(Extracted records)
☆ ☆ ☆ ☆
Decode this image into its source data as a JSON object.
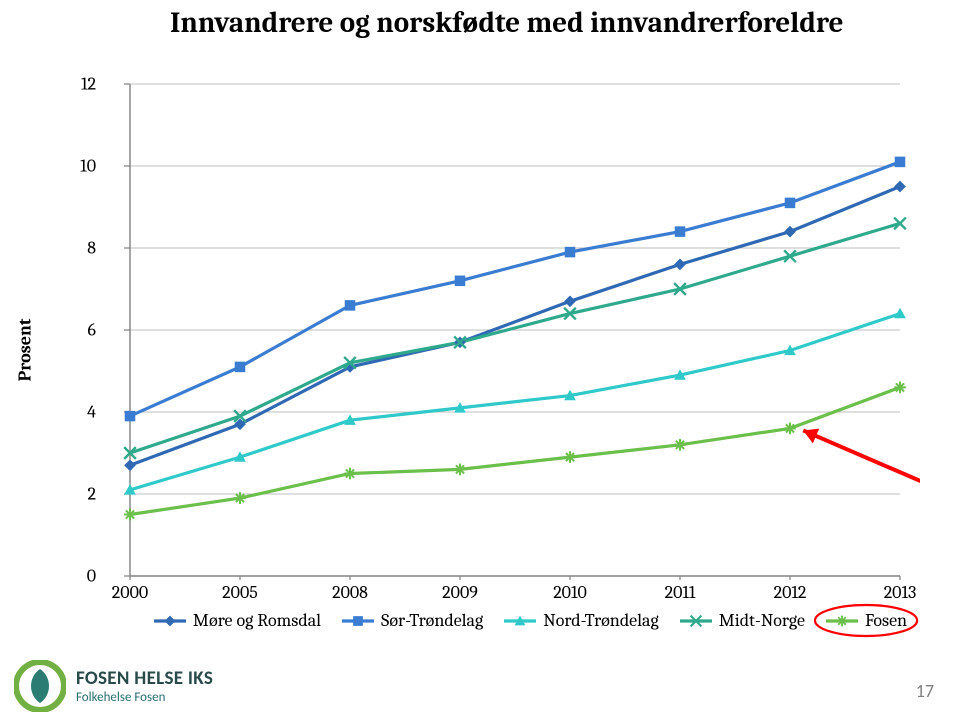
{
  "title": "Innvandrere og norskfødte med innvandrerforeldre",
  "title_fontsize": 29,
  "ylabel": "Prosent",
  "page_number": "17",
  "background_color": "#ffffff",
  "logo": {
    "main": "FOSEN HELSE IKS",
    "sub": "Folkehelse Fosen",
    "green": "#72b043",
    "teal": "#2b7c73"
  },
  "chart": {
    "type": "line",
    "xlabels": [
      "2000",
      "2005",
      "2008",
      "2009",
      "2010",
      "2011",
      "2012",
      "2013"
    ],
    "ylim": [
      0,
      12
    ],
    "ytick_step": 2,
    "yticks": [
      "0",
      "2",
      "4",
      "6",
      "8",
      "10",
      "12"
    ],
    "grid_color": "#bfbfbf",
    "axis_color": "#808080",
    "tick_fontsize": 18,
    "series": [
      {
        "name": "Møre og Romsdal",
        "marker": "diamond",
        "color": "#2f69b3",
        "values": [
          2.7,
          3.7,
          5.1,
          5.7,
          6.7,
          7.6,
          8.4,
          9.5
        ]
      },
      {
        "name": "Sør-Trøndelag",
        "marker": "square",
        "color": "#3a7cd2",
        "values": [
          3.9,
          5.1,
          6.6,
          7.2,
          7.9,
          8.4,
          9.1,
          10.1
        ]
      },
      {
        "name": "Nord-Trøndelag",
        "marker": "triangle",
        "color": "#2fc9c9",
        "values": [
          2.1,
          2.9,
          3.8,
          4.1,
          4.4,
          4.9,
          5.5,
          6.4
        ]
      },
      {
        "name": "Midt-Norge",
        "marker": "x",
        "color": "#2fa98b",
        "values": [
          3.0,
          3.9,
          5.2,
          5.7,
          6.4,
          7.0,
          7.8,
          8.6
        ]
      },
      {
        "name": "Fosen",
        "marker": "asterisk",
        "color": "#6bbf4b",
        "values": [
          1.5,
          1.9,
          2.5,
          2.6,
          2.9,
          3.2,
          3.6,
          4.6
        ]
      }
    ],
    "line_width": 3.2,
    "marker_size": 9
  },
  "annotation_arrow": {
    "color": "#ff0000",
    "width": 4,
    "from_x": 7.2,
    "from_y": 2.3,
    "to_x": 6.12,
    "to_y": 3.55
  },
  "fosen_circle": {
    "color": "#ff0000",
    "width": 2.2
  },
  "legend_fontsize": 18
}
☆ ☆ ☆ ☆
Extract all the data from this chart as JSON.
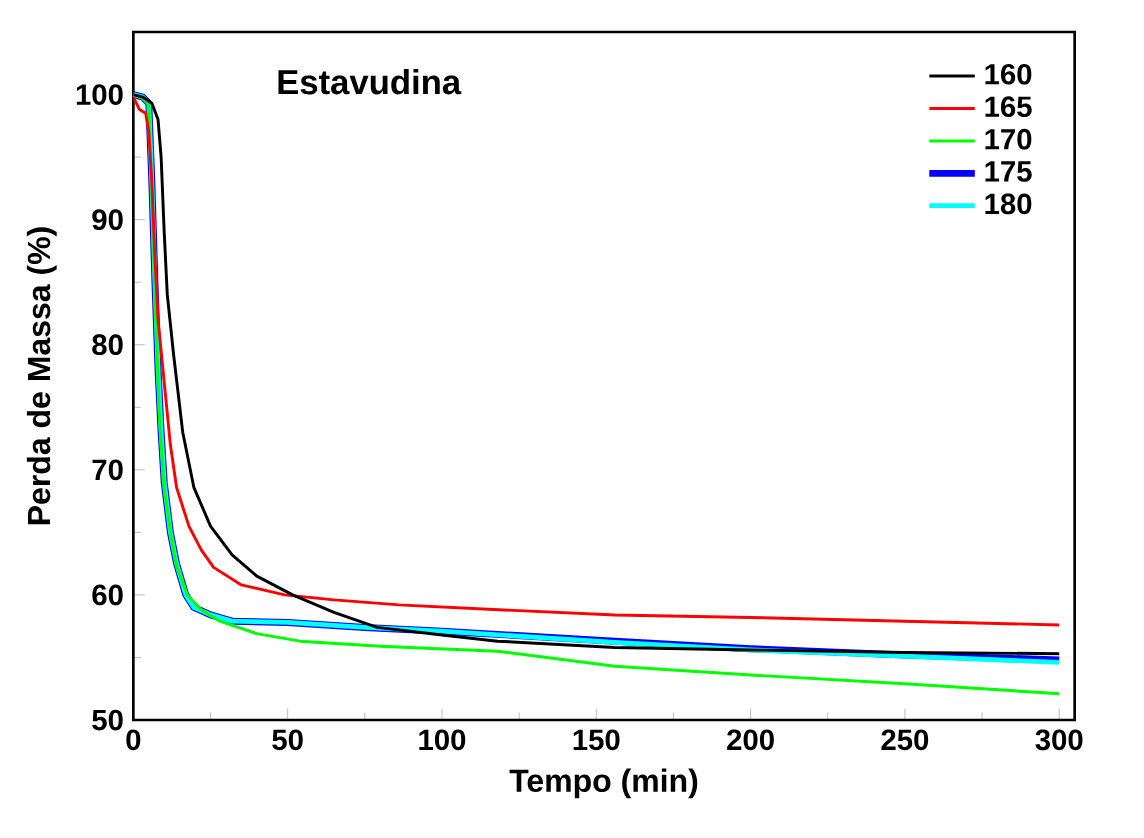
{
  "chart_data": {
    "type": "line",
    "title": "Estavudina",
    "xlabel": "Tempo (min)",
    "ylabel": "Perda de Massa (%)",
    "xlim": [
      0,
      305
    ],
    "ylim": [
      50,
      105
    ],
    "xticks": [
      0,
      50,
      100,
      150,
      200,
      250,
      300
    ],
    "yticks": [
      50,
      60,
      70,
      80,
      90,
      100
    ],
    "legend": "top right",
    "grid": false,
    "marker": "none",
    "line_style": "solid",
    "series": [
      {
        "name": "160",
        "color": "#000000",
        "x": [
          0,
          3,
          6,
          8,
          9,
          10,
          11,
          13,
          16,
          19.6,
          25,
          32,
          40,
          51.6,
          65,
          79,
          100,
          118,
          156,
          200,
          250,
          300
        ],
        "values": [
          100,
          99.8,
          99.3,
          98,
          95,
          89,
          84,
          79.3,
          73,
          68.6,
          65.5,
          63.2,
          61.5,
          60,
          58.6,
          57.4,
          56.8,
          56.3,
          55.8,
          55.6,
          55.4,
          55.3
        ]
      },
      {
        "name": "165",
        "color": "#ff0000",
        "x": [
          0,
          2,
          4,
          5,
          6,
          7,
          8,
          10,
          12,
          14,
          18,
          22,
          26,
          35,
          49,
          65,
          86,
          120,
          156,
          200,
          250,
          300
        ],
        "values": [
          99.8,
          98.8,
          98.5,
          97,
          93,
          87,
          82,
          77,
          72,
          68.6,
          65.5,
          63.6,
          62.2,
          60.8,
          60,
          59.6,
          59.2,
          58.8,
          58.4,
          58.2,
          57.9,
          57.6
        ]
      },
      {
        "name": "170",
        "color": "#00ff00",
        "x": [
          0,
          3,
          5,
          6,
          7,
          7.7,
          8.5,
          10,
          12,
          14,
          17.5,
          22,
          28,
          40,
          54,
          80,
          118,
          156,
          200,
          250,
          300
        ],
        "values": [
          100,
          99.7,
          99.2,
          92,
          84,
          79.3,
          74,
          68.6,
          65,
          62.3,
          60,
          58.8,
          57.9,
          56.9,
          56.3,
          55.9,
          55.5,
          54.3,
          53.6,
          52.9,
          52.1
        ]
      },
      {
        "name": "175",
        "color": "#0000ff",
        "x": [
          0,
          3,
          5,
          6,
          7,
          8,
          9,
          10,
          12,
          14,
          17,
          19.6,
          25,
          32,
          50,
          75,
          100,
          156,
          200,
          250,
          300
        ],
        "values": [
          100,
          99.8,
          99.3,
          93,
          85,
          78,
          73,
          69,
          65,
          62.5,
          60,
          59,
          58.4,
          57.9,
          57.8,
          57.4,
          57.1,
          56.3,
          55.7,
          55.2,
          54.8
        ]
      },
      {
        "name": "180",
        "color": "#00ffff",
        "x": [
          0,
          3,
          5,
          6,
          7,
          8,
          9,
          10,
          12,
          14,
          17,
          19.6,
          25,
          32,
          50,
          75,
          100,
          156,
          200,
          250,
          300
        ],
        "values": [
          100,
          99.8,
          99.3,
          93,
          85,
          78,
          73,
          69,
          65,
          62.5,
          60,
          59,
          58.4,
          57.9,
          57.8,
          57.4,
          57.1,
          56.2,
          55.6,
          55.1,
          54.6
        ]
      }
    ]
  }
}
☆ ☆ ☆ ☆
▶ What you are asked to do: Note how many lines in the material hold the word "this", and give that number with nothing added.

▶ Response to the exercise: 2